**Exercise aim**
Search the listing below for the string "Astrid" and copy every line where it occurs.

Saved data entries

* START *

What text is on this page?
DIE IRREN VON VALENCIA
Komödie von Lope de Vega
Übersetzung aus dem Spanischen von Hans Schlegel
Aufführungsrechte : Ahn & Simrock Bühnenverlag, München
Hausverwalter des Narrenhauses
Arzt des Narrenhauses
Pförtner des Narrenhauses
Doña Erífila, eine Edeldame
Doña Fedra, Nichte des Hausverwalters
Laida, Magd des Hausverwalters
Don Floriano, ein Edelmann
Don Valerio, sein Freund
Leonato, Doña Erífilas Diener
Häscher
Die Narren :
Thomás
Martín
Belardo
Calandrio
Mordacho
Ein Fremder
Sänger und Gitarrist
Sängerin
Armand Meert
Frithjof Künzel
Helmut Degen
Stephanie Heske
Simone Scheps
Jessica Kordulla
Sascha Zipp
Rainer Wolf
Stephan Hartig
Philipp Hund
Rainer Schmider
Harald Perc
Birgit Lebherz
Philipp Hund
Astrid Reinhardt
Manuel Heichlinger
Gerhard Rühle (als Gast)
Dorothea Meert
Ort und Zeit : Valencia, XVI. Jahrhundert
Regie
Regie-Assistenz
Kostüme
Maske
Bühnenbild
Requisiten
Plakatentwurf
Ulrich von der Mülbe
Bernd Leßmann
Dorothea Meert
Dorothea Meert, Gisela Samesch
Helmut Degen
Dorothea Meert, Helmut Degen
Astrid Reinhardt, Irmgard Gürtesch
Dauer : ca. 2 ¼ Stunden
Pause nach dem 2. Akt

* END *

**Worked solution**
Astrid Reinhardt
Astrid Reinhardt, Irmgard Gürtesch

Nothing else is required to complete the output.